§ **Your goal**:
Write out every record in full, exactly as written, please.

- - - - -

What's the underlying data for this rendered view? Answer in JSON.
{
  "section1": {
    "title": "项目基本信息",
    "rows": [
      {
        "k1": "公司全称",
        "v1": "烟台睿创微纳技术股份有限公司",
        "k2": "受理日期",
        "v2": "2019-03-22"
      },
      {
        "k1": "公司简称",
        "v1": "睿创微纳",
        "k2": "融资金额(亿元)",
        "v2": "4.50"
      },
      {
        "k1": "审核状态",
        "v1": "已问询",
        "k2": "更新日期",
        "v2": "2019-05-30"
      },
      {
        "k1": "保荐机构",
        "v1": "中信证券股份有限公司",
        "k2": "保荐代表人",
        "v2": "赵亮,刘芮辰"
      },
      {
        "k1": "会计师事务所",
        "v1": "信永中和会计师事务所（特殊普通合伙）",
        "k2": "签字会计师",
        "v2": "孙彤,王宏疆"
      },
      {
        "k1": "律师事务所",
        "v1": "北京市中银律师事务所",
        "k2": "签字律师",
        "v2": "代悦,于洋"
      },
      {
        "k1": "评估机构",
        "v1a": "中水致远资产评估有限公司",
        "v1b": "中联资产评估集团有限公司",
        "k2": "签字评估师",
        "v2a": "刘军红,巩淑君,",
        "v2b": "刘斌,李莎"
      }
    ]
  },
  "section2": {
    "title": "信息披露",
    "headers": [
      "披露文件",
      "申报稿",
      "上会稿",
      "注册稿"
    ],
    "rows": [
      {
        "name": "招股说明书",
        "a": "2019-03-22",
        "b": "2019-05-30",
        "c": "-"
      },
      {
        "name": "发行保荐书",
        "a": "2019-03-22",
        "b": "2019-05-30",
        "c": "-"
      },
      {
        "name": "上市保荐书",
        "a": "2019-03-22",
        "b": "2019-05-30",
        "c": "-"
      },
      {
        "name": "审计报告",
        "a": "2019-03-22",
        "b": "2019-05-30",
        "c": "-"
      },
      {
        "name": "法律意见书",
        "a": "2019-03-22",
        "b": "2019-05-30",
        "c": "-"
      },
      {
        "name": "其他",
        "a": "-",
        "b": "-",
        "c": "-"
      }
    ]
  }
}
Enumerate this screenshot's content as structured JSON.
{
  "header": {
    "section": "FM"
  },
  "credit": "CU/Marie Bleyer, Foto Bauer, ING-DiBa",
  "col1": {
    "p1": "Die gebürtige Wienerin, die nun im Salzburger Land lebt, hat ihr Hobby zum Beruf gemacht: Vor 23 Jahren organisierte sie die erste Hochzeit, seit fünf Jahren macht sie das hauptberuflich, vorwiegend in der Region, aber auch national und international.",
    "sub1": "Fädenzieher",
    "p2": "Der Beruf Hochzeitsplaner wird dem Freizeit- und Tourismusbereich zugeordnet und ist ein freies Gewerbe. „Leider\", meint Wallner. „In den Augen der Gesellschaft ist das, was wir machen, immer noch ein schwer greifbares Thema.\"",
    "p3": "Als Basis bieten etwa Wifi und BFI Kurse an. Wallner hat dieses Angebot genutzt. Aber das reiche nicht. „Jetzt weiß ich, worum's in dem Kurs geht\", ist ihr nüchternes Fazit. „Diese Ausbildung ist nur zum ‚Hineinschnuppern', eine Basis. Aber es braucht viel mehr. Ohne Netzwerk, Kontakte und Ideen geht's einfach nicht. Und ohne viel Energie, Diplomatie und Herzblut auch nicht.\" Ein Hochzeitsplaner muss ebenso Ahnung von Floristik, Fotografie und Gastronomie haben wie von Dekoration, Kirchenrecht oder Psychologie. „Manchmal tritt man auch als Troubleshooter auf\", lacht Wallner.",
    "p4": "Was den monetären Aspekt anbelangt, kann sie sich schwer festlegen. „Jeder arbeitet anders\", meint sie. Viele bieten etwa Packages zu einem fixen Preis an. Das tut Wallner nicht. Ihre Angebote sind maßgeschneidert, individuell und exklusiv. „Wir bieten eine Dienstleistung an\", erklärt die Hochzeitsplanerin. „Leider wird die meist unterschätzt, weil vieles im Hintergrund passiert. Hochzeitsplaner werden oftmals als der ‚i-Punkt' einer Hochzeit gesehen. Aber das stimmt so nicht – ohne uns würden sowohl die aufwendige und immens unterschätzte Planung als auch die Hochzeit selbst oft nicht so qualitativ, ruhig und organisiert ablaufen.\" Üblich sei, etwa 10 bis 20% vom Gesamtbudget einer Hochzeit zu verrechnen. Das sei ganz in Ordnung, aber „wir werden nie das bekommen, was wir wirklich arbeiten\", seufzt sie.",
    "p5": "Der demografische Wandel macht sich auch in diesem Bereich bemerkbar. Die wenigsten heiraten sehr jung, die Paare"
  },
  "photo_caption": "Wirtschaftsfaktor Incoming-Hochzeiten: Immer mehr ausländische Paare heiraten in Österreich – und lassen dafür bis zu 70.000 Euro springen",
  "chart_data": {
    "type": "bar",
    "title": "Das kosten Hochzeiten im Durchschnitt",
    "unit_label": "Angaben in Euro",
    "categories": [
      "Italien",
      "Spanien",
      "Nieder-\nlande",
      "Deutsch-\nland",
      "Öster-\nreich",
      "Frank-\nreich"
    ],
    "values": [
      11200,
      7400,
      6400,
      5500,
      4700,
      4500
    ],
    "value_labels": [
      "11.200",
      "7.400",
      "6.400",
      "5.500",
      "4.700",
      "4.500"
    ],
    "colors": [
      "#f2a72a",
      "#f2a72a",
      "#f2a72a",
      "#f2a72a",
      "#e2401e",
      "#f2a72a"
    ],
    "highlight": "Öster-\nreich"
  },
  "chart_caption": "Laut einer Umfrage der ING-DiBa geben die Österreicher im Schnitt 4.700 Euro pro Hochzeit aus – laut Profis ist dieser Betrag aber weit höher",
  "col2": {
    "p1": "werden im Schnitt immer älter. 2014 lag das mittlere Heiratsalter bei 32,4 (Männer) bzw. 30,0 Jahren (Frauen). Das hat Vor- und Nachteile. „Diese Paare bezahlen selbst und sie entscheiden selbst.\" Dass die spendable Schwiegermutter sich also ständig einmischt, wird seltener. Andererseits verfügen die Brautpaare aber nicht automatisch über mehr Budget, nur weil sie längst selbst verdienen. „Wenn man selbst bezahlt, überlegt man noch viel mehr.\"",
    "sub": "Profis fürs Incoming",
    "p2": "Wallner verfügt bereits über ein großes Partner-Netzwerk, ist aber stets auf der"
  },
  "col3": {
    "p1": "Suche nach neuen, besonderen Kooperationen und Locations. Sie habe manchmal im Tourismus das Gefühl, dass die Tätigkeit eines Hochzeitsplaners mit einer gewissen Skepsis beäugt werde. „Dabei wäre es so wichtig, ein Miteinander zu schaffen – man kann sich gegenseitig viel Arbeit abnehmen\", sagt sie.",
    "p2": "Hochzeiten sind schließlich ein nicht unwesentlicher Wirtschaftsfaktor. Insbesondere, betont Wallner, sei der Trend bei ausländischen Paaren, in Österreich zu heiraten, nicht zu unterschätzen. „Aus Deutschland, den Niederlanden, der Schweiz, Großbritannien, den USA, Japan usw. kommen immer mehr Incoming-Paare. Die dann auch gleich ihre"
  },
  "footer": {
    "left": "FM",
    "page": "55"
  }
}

- - - - -

§ **Task answer**:
What's the underlying data for this rendered view? Answer in JSON.
{
  "section1": {
    "title": "项目基本信息",
    "rows": [
      {
        "k1": "公司全称",
        "v1": "烟台睿创微纳技术股份有限公司",
        "k2": "受理日期",
        "v2": "2019-03-22"
      },
      {
        "k1": "公司简称",
        "v1": "睿创微纳",
        "k2": "融资金额(亿元)",
        "v2": "4.50"
      },
      {
        "k1": "审核状态",
        "v1": "已问询",
        "k2": "更新日期",
        "v2": "2019-05-30"
      },
      {
        "k1": "保荐机构",
        "v1": "中信证券股份有限公司",
        "k2": "保荐代表人",
        "v2": "赵亮,刘芮辰"
      },
      {
        "k1": "会计师事务所",
        "v1": "信永中和会计师事务所（特殊普通合伙）",
        "k2": "签字会计师",
        "v2": "孙彤,王宏疆"
      },
      {
        "k1": "律师事务所",
        "v1": "北京市中银律师事务所",
        "k2": "签字律师",
        "v2": "代悦,于洋"
      },
      {
        "k1": "评估机构",
        "v1a": "中水致远资产评估有限公司",
        "v1b": "中联资产评估集团有限公司",
        "k2": "签字评估师",
        "v2a": "刘军红,巩淑君,",
        "v2b": "刘斌,李莎"
      }
    ]
  },
  "section2": {
    "title": "信息披露",
    "headers": [
      "披露文件",
      "申报稿",
      "上会稿",
      "注册稿"
    ],
    "rows": [
      {
        "name": "招股说明书",
        "a": "2019-03-22",
        "b": "2019-05-30",
        "c": "-"
      },
      {
        "name": "发行保荐书",
        "a": "2019-03-22",
        "b": "2019-05-30",
        "c": "-"
      },
      {
        "name": "上市保荐书",
        "a": "2019-03-22",
        "b": "2019-05-30",
        "c": "-"
      },
      {
        "name": "审计报告",
        "a": "2019-03-22",
        "b": "2019-05-30",
        "c": "-"
      },
      {
        "name": "法律意见书",
        "a": "2019-03-22",
        "b": "2019-05-30",
        "c": "-"
      },
      {
        "name": "其他",
        "a": "-",
        "b": "-",
        "c": "-"
      }
    ]
  }
}
Enumerate this screenshot's content as structured JSON.
{
  "header": {
    "section": "FM"
  },
  "credit": "CU/Marie Bleyer, Foto Bauer, ING-DiBa",
  "col1": {
    "p1": "Die gebürtige Wienerin, die nun im Salzburger Land lebt, hat ihr Hobby zum Beruf gemacht: Vor 23 Jahren organisierte sie die erste Hochzeit, seit fünf Jahren macht sie das hauptberuflich, vorwiegend in der Region, aber auch national und international.",
    "sub1": "Fädenzieher",
    "p2": "Der Beruf Hochzeitsplaner wird dem Freizeit- und Tourismusbereich zugeordnet und ist ein freies Gewerbe. „Leider\", meint Wallner. „In den Augen der Gesellschaft ist das, was wir machen, immer noch ein schwer greifbares Thema.\"",
    "p3": "Als Basis bieten etwa Wifi und BFI Kurse an. Wallner hat dieses Angebot genutzt. Aber das reiche nicht. „Jetzt weiß ich, worum's in dem Kurs geht\", ist ihr nüchternes Fazit. „Diese Ausbildung ist nur zum ‚Hineinschnuppern', eine Basis. Aber es braucht viel mehr. Ohne Netzwerk, Kontakte und Ideen geht's einfach nicht. Und ohne viel Energie, Diplomatie und Herzblut auch nicht.\" Ein Hochzeitsplaner muss ebenso Ahnung von Floristik, Fotografie und Gastronomie haben wie von Dekoration, Kirchenrecht oder Psychologie. „Manchmal tritt man auch als Troubleshooter auf\", lacht Wallner.",
    "p4": "Was den monetären Aspekt anbelangt, kann sie sich schwer festlegen. „Jeder arbeitet anders\", meint sie. Viele bieten etwa Packages zu einem fixen Preis an. Das tut Wallner nicht. Ihre Angebote sind maßgeschneidert, individuell und exklusiv. „Wir bieten eine Dienstleistung an\", erklärt die Hochzeitsplanerin. „Leider wird die meist unterschätzt, weil vieles im Hintergrund passiert. Hochzeitsplaner werden oftmals als der ‚i-Punkt' einer Hochzeit gesehen. Aber das stimmt so nicht – ohne uns würden sowohl die aufwendige und immens unterschätzte Planung als auch die Hochzeit selbst oft nicht so qualitativ, ruhig und organisiert ablaufen.\" Üblich sei, etwa 10 bis 20% vom Gesamtbudget einer Hochzeit zu verrechnen. Das sei ganz in Ordnung, aber „wir werden nie das bekommen, was wir wirklich arbeiten\", seufzt sie.",
    "p5": "Der demografische Wandel macht sich auch in diesem Bereich bemerkbar. Die wenigsten heiraten sehr jung, die Paare"
  },
  "photo_caption": "Wirtschaftsfaktor Incoming-Hochzeiten: Immer mehr ausländische Paare heiraten in Österreich – und lassen dafür bis zu 70.000 Euro springen",
  "chart_data": {
    "type": "bar",
    "title": "Das kosten Hochzeiten im Durchschnitt",
    "unit_label": "Angaben in Euro",
    "categories": [
      "Italien",
      "Spanien",
      "Nieder-\nlande",
      "Deutsch-\nland",
      "Öster-\nreich",
      "Frank-\nreich"
    ],
    "values": [
      11200,
      7400,
      6400,
      5500,
      4700,
      4500
    ],
    "value_labels": [
      "11.200",
      "7.400",
      "6.400",
      "5.500",
      "4.700",
      "4.500"
    ],
    "colors": [
      "#f2a72a",
      "#f2a72a",
      "#f2a72a",
      "#f2a72a",
      "#e2401e",
      "#f2a72a"
    ],
    "highlight": "Öster-\nreich"
  },
  "chart_caption": "Laut einer Umfrage der ING-DiBa geben die Österreicher im Schnitt 4.700 Euro pro Hochzeit aus – laut Profis ist dieser Betrag aber weit höher",
  "col2": {
    "p1": "werden im Schnitt immer älter. 2014 lag das mittlere Heiratsalter bei 32,4 (Männer) bzw. 30,0 Jahren (Frauen). Das hat Vor- und Nachteile. „Diese Paare bezahlen selbst und sie entscheiden selbst.\" Dass die spendable Schwiegermutter sich also ständig einmischt, wird seltener. Andererseits verfügen die Brautpaare aber nicht automatisch über mehr Budget, nur weil sie längst selbst verdienen. „Wenn man selbst bezahlt, überlegt man noch viel mehr.\"",
    "sub": "Profis fürs Incoming",
    "p2": "Wallner verfügt bereits über ein großes Partner-Netzwerk, ist aber stets auf der"
  },
  "col3": {
    "p1": "Suche nach neuen, besonderen Kooperationen und Locations. Sie habe manchmal im Tourismus das Gefühl, dass die Tätigkeit eines Hochzeitsplaners mit einer gewissen Skepsis beäugt werde. „Dabei wäre es so wichtig, ein Miteinander zu schaffen – man kann sich gegenseitig viel Arbeit abnehmen\", sagt sie.",
    "p2": "Hochzeiten sind schließlich ein nicht unwesentlicher Wirtschaftsfaktor. Insbesondere, betont Wallner, sei der Trend bei ausländischen Paaren, in Österreich zu heiraten, nicht zu unterschätzen. „Aus Deutschland, den Niederlanden, der Schweiz, Großbritannien, den USA, Japan usw. kommen immer mehr Incoming-Paare. Die dann auch gleich ihre"
  },
  "footer": {
    "left": "FM",
    "page": "55"
  }
}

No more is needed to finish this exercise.